== Your instructions ==
Skip the images and return the records below exactly.

== Provided records ==

------------------------------------

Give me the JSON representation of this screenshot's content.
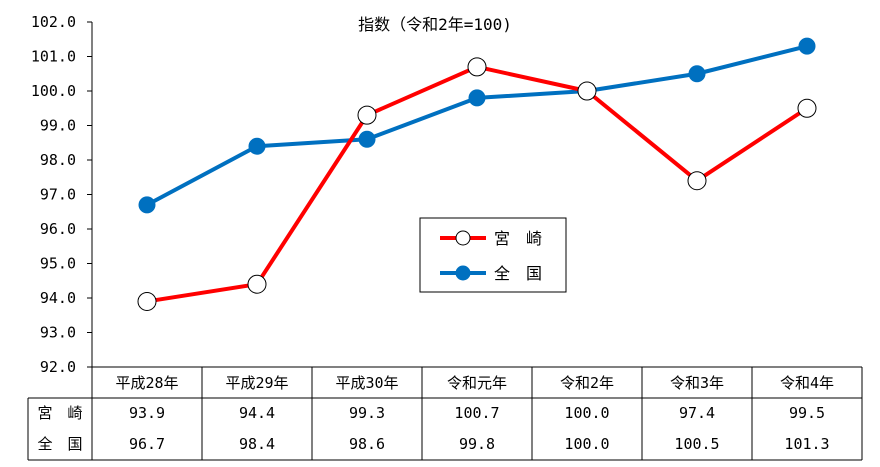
{
  "chart_data": {
    "type": "line",
    "title": "指数（令和2年=100)",
    "categories": [
      "平成28年",
      "平成29年",
      "平成30年",
      "令和元年",
      "令和2年",
      "令和3年",
      "令和4年"
    ],
    "ylim": [
      92.0,
      102.0
    ],
    "yticks": [
      "92.0",
      "93.0",
      "94.0",
      "95.0",
      "96.0",
      "97.0",
      "98.0",
      "99.0",
      "100.0",
      "101.0",
      "102.0"
    ],
    "series": [
      {
        "name": "宮　崎",
        "values": [
          93.9,
          94.4,
          99.3,
          100.7,
          100.0,
          97.4,
          99.5
        ],
        "labels": [
          "93.9",
          "94.4",
          "99.3",
          "100.7",
          "100.0",
          "97.4",
          "99.5"
        ],
        "color": "#ff0000",
        "marker": "open-circle"
      },
      {
        "name": "全　国",
        "values": [
          96.7,
          98.4,
          98.6,
          99.8,
          100.0,
          100.5,
          101.3
        ],
        "labels": [
          "96.7",
          "98.4",
          "98.6",
          "99.8",
          "100.0",
          "100.5",
          "101.3"
        ],
        "color": "#0070c0",
        "marker": "filled-circle"
      }
    ],
    "table_row_labels": [
      "宮　崎",
      "全　国"
    ],
    "grid": false,
    "legend_position": "center-right"
  }
}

------------------------------------

== Result of the task ==
Give me the JSON representation of this screenshot's content.
{
  "chart_data": {
    "type": "line",
    "title": "指数（令和2年=100)",
    "categories": [
      "平成28年",
      "平成29年",
      "平成30年",
      "令和元年",
      "令和2年",
      "令和3年",
      "令和4年"
    ],
    "ylim": [
      92.0,
      102.0
    ],
    "yticks": [
      "92.0",
      "93.0",
      "94.0",
      "95.0",
      "96.0",
      "97.0",
      "98.0",
      "99.0",
      "100.0",
      "101.0",
      "102.0"
    ],
    "series": [
      {
        "name": "宮　崎",
        "values": [
          93.9,
          94.4,
          99.3,
          100.7,
          100.0,
          97.4,
          99.5
        ],
        "labels": [
          "93.9",
          "94.4",
          "99.3",
          "100.7",
          "100.0",
          "97.4",
          "99.5"
        ],
        "color": "#ff0000",
        "marker": "open-circle"
      },
      {
        "name": "全　国",
        "values": [
          96.7,
          98.4,
          98.6,
          99.8,
          100.0,
          100.5,
          101.3
        ],
        "labels": [
          "96.7",
          "98.4",
          "98.6",
          "99.8",
          "100.0",
          "100.5",
          "101.3"
        ],
        "color": "#0070c0",
        "marker": "filled-circle"
      }
    ],
    "table_row_labels": [
      "宮　崎",
      "全　国"
    ],
    "grid": false,
    "legend_position": "center-right"
  }
}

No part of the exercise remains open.